Pick out all lines with the word "xlabel" from the records that follow.

>> START PROVIDED INFORMATION

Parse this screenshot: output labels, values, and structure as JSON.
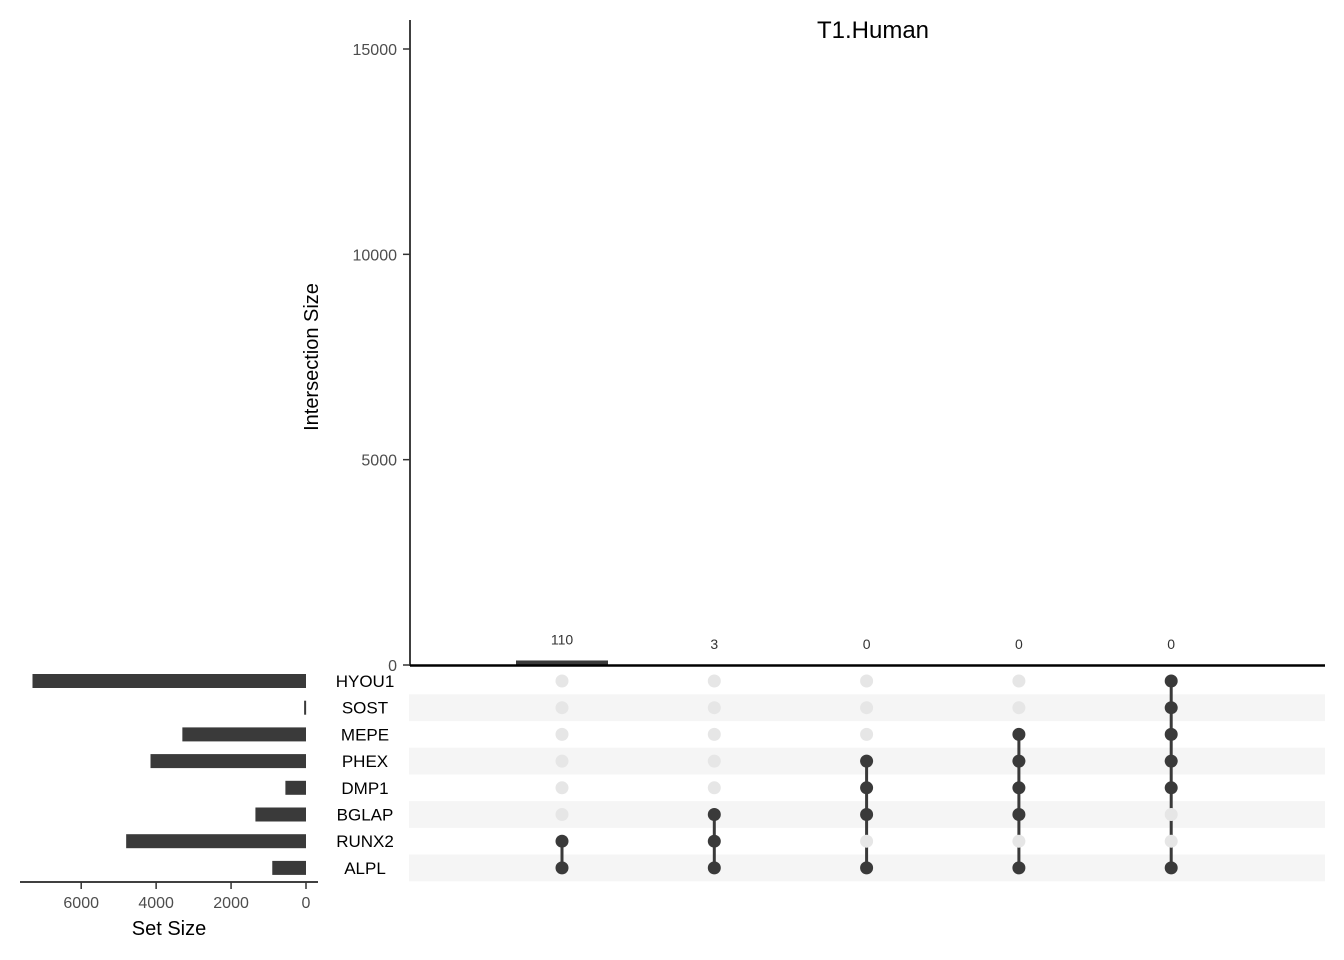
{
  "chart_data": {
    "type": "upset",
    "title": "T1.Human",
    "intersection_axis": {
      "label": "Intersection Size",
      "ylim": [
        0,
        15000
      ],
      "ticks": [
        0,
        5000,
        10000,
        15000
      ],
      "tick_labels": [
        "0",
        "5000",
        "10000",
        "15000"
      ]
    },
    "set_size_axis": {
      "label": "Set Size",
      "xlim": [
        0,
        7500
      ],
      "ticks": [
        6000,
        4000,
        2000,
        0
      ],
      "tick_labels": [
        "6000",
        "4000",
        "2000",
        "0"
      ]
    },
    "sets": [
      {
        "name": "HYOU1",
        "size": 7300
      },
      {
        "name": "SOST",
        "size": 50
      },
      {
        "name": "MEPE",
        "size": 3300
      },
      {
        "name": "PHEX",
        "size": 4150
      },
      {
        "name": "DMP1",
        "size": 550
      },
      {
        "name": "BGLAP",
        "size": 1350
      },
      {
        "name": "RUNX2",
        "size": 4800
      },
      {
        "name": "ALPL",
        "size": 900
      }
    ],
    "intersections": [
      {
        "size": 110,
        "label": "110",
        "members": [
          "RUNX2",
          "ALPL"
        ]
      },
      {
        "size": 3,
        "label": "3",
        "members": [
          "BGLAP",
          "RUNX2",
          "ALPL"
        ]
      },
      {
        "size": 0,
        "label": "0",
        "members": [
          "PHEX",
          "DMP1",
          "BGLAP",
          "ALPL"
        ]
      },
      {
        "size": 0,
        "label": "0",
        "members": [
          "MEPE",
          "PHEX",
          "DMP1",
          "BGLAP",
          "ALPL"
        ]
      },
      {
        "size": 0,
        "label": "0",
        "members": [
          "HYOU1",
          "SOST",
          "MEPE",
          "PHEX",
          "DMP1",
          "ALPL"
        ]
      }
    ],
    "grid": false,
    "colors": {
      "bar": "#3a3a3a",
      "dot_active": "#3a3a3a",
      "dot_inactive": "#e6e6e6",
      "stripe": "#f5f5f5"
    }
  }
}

>> END PROVIDED INFORMATION
>> START PROVIDED INFORMATION

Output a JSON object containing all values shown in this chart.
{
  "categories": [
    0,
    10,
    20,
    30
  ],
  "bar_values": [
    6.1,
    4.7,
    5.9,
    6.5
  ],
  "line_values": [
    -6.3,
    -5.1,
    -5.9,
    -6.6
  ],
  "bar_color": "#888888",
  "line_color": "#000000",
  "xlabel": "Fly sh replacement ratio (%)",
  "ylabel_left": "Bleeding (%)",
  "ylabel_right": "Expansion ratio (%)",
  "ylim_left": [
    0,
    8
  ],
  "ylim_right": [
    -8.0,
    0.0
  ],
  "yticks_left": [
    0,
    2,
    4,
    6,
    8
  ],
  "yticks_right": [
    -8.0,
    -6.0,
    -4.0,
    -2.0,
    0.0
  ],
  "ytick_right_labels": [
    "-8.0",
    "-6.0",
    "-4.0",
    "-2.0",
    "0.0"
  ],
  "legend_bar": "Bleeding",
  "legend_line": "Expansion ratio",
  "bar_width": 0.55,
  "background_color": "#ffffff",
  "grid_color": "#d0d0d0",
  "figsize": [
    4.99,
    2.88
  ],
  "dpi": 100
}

>> END PROVIDED INFORMATION
>> START PROVIDED INFORMATION

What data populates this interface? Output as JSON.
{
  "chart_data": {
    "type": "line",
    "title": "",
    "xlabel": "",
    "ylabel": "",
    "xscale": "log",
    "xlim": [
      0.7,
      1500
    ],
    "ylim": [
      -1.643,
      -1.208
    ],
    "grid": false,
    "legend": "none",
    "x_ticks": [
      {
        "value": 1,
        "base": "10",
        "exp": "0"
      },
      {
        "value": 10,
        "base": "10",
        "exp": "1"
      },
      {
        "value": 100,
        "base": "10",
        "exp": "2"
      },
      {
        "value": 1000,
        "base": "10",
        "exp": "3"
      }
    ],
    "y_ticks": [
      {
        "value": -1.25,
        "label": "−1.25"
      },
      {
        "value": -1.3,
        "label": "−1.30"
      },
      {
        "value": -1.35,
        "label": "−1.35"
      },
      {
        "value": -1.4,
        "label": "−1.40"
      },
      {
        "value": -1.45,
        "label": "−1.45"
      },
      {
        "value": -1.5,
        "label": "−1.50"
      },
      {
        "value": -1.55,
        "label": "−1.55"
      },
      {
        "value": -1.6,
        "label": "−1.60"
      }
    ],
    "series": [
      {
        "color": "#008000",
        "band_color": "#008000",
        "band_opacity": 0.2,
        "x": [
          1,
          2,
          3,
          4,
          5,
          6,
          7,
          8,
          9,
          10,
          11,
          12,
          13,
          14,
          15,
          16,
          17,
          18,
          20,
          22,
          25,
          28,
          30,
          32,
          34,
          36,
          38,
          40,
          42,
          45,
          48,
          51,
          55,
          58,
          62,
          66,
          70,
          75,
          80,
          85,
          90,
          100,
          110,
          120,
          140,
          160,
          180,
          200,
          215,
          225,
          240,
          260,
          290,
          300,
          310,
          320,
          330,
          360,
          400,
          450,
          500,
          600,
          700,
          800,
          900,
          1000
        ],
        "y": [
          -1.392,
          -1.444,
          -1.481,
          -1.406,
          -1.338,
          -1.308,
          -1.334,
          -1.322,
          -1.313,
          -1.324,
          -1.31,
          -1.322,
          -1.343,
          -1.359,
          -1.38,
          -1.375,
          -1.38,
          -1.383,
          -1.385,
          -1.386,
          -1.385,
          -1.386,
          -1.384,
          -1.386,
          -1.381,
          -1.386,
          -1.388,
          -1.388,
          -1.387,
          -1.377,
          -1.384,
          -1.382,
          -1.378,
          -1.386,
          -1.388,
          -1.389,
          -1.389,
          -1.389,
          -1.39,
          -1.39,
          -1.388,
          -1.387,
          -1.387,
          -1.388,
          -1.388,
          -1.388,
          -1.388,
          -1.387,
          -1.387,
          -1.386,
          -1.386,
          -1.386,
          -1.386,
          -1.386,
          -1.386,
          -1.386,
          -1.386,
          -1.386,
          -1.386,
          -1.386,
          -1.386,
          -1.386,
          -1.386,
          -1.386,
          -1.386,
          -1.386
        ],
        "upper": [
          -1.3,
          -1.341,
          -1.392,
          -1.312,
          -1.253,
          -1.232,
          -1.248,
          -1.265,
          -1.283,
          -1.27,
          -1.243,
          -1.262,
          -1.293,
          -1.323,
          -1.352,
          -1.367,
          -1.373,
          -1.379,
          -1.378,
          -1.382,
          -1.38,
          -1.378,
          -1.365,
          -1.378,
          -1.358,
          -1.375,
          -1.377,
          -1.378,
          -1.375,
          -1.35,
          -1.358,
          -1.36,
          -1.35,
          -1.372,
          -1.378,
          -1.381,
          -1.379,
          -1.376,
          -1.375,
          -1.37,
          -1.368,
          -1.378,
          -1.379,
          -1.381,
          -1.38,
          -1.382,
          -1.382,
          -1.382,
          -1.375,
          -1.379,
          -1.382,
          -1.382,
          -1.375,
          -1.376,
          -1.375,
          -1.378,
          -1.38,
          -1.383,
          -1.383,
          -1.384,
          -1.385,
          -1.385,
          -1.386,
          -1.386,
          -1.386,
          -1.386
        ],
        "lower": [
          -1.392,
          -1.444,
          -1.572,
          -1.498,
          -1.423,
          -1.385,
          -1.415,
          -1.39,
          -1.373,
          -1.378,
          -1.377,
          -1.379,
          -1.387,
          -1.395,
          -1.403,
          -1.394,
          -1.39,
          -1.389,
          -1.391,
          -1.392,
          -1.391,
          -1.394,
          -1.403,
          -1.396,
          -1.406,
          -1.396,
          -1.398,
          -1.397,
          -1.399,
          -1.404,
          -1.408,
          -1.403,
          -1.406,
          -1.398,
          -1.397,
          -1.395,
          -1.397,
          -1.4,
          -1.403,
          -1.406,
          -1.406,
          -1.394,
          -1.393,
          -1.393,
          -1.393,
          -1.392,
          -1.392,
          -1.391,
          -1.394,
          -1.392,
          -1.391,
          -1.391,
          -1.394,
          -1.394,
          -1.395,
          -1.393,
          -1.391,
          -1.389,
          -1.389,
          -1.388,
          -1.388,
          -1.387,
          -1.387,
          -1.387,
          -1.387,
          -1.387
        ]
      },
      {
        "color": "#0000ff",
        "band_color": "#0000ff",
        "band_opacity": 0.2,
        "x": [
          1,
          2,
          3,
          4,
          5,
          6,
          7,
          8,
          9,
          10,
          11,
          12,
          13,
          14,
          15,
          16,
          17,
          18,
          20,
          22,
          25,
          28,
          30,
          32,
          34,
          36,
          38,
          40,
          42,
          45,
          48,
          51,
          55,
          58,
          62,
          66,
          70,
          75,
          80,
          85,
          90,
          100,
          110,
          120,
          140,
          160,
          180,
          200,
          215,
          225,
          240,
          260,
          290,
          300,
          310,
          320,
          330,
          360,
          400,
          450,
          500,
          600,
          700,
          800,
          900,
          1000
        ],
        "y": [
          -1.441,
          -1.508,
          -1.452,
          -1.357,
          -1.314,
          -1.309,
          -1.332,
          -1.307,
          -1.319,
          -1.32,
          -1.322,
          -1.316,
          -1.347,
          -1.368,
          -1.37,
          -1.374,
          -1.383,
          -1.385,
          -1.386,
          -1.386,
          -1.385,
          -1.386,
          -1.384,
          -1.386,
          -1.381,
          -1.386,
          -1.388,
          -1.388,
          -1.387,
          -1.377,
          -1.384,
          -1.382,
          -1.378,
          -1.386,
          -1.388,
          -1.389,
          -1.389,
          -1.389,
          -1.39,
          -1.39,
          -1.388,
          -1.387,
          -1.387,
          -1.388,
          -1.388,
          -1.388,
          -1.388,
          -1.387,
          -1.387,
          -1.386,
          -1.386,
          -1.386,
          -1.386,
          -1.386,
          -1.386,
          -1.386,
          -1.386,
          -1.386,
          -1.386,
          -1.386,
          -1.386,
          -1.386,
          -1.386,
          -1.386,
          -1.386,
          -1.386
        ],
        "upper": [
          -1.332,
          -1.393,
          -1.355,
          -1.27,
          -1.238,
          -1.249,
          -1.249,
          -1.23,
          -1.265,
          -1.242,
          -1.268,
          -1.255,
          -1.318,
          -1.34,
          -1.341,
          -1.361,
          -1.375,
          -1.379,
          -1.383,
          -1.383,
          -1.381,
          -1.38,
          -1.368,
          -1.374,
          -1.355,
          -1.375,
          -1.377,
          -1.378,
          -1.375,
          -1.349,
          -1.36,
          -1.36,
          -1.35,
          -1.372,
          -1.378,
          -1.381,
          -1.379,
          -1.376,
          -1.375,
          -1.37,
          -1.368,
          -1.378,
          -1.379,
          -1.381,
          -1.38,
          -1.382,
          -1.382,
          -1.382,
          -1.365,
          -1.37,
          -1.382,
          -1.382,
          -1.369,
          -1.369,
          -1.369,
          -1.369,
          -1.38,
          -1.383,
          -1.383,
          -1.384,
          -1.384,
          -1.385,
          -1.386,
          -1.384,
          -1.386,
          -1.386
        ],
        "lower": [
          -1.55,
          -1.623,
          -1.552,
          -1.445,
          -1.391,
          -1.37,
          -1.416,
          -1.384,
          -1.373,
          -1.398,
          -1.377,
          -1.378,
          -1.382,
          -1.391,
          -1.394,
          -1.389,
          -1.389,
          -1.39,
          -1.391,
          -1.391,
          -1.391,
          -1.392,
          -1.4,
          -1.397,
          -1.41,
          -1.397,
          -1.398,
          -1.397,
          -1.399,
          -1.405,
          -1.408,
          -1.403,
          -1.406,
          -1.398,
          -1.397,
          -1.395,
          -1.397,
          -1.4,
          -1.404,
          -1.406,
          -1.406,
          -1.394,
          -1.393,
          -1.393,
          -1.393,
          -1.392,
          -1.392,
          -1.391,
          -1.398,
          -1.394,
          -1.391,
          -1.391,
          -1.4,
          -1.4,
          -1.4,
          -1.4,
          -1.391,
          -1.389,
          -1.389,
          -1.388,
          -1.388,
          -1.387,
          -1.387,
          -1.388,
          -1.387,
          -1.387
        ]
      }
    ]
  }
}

>> END PROVIDED INFORMATION

▶ [EXERCISE SOLUTION]:
  "xlabel": "Fly sh replacement ratio (%)",
    "xlabel": "",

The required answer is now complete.